### Written instruction
Reproduce the records below in full and exactly, without their images.
┏━━
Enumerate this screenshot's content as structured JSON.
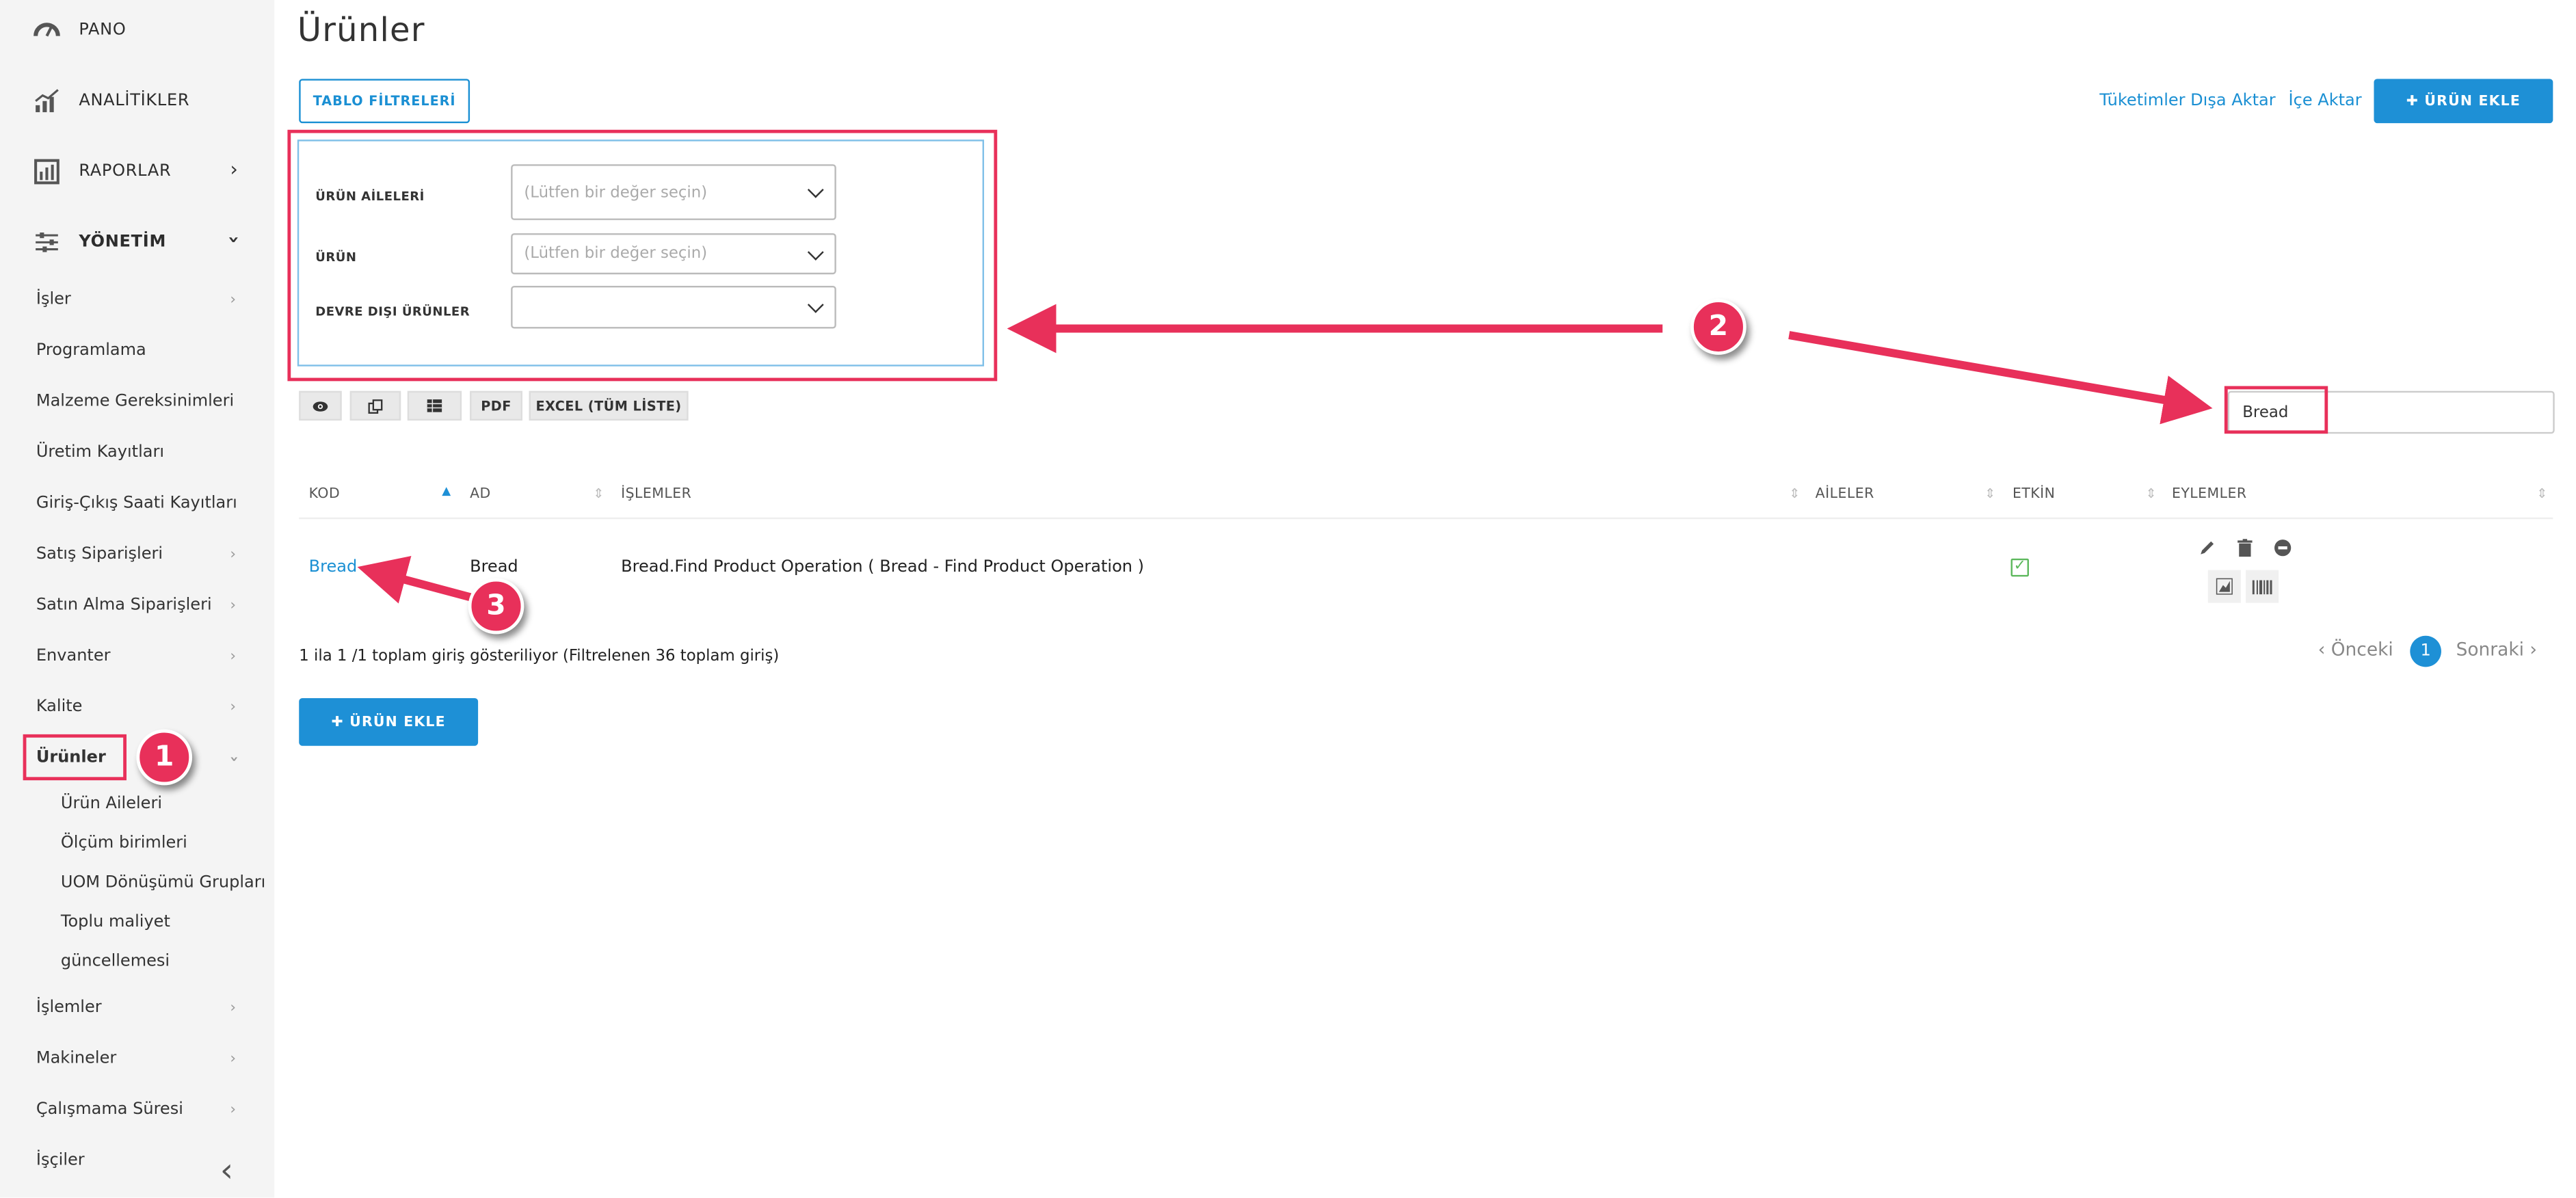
{
  "sidebar": {
    "top": [
      {
        "label": "PANO",
        "icon": "dashboard-icon"
      },
      {
        "label": "ANALİTİKLER",
        "icon": "analytics-icon"
      },
      {
        "label": "RAPORLAR",
        "icon": "reports-icon"
      },
      {
        "label": "YÖNETİM",
        "icon": "settings-sliders-icon"
      }
    ],
    "items": [
      {
        "label": "İşler"
      },
      {
        "label": "Programlama"
      },
      {
        "label": "Malzeme Gereksinimleri"
      },
      {
        "label": "Üretim Kayıtları"
      },
      {
        "label": "Giriş-Çıkış Saati Kayıtları"
      },
      {
        "label": "Satış Siparişleri"
      },
      {
        "label": "Satın Alma Siparişleri"
      },
      {
        "label": "Envanter"
      },
      {
        "label": "Kalite"
      },
      {
        "label": "Ürünler"
      }
    ],
    "subitems": [
      {
        "label": "Ürün Aileleri"
      },
      {
        "label": "Ölçüm birimleri"
      },
      {
        "label": "UOM Dönüşümü Grupları"
      },
      {
        "label": "Toplu maliyet"
      },
      {
        "label": "güncellemesi"
      }
    ],
    "bottom": [
      {
        "label": "İşlemler"
      },
      {
        "label": "Makineler"
      },
      {
        "label": "Çalışmama Süresi"
      },
      {
        "label": "İşçiler"
      }
    ]
  },
  "page": {
    "title": "Ürünler",
    "table_filters_button": "TABLO FİLTRELERİ",
    "export_link": "Tüketimler Dışa Aktar",
    "import_link": "İçe Aktar",
    "add_product_button": "✚ ÜRÜN EKLE"
  },
  "filters": [
    {
      "label": "ÜRÜN AİLELERİ",
      "placeholder": "(Lütfen bir değer seçin)"
    },
    {
      "label": "ÜRÜN",
      "placeholder": "(Lütfen bir değer seçin)"
    },
    {
      "label": "DEVRE DIŞI ÜRÜNLER",
      "placeholder": ""
    }
  ],
  "toolbar": {
    "view_icon": "eye-icon",
    "copy_icon": "copy-icon",
    "columns_icon": "columns-icon",
    "pdf": "PDF",
    "excel": "EXCEL (TÜM LİSTE)"
  },
  "search": {
    "value": "Bread"
  },
  "table": {
    "headers": [
      "KOD",
      "AD",
      "İŞLEMLER",
      "AİLELER",
      "ETKİN",
      "EYLEMLER"
    ],
    "rows": [
      {
        "kod": "Bread",
        "ad": "Bread",
        "islemler": "Bread.Find Product Operation ( Bread - Find Product Operation )",
        "aileler": "",
        "etkin": true
      }
    ]
  },
  "pagination": {
    "info": "1 ila 1 /1 toplam giriş gösteriliyor (Filtrelenen 36 toplam giriş)",
    "prev": "‹ Önceki",
    "current": "1",
    "next": "Sonraki ›"
  },
  "annotations": [
    "1",
    "2",
    "3"
  ],
  "colors": {
    "accent": "#1e90d6",
    "highlight": "#e8305a",
    "sidebar_bg": "#f4f4f4"
  }
}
┗━━
### Result
Enumerate this screenshot's content as structured JSON.
{
  "sidebar": {
    "top": [
      {
        "label": "PANO",
        "icon": "dashboard-icon"
      },
      {
        "label": "ANALİTİKLER",
        "icon": "analytics-icon"
      },
      {
        "label": "RAPORLAR",
        "icon": "reports-icon"
      },
      {
        "label": "YÖNETİM",
        "icon": "settings-sliders-icon"
      }
    ],
    "items": [
      {
        "label": "İşler"
      },
      {
        "label": "Programlama"
      },
      {
        "label": "Malzeme Gereksinimleri"
      },
      {
        "label": "Üretim Kayıtları"
      },
      {
        "label": "Giriş-Çıkış Saati Kayıtları"
      },
      {
        "label": "Satış Siparişleri"
      },
      {
        "label": "Satın Alma Siparişleri"
      },
      {
        "label": "Envanter"
      },
      {
        "label": "Kalite"
      },
      {
        "label": "Ürünler"
      }
    ],
    "subitems": [
      {
        "label": "Ürün Aileleri"
      },
      {
        "label": "Ölçüm birimleri"
      },
      {
        "label": "UOM Dönüşümü Grupları"
      },
      {
        "label": "Toplu maliyet"
      },
      {
        "label": "güncellemesi"
      }
    ],
    "bottom": [
      {
        "label": "İşlemler"
      },
      {
        "label": "Makineler"
      },
      {
        "label": "Çalışmama Süresi"
      },
      {
        "label": "İşçiler"
      }
    ]
  },
  "page": {
    "title": "Ürünler",
    "table_filters_button": "TABLO FİLTRELERİ",
    "export_link": "Tüketimler Dışa Aktar",
    "import_link": "İçe Aktar",
    "add_product_button": "✚ ÜRÜN EKLE"
  },
  "filters": [
    {
      "label": "ÜRÜN AİLELERİ",
      "placeholder": "(Lütfen bir değer seçin)"
    },
    {
      "label": "ÜRÜN",
      "placeholder": "(Lütfen bir değer seçin)"
    },
    {
      "label": "DEVRE DIŞI ÜRÜNLER",
      "placeholder": ""
    }
  ],
  "toolbar": {
    "view_icon": "eye-icon",
    "copy_icon": "copy-icon",
    "columns_icon": "columns-icon",
    "pdf": "PDF",
    "excel": "EXCEL (TÜM LİSTE)"
  },
  "search": {
    "value": "Bread"
  },
  "table": {
    "headers": [
      "KOD",
      "AD",
      "İŞLEMLER",
      "AİLELER",
      "ETKİN",
      "EYLEMLER"
    ],
    "rows": [
      {
        "kod": "Bread",
        "ad": "Bread",
        "islemler": "Bread.Find Product Operation ( Bread - Find Product Operation )",
        "aileler": "",
        "etkin": true
      }
    ]
  },
  "pagination": {
    "info": "1 ila 1 /1 toplam giriş gösteriliyor (Filtrelenen 36 toplam giriş)",
    "prev": "‹ Önceki",
    "current": "1",
    "next": "Sonraki ›"
  },
  "annotations": [
    "1",
    "2",
    "3"
  ],
  "colors": {
    "accent": "#1e90d6",
    "highlight": "#e8305a",
    "sidebar_bg": "#f4f4f4"
  }
}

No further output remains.